> _The problem_
Take every line from the listing below that contains "ショパン".

(Recorded data)

━━━

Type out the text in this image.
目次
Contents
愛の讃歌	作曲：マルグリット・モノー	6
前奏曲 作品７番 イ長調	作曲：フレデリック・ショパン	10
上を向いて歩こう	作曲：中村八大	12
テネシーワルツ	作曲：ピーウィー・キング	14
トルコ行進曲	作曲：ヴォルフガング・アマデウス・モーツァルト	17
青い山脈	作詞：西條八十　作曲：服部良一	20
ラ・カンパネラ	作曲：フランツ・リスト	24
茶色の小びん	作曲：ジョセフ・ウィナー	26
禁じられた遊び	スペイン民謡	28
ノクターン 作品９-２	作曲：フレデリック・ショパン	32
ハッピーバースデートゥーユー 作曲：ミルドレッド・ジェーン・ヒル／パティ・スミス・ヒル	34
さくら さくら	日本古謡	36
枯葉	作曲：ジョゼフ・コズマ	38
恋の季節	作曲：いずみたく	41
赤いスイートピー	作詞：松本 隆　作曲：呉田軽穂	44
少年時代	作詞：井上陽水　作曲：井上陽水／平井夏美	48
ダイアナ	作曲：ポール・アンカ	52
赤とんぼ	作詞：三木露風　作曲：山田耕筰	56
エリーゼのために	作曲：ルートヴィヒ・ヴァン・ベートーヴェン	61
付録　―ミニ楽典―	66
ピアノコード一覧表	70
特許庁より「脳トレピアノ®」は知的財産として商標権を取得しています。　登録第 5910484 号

━━━

> _Output of the task_
前奏曲 作品７番 イ長調	作曲：フレデリック・ショパン	10
ノクターン 作品９-２	作曲：フレデリック・ショパン	32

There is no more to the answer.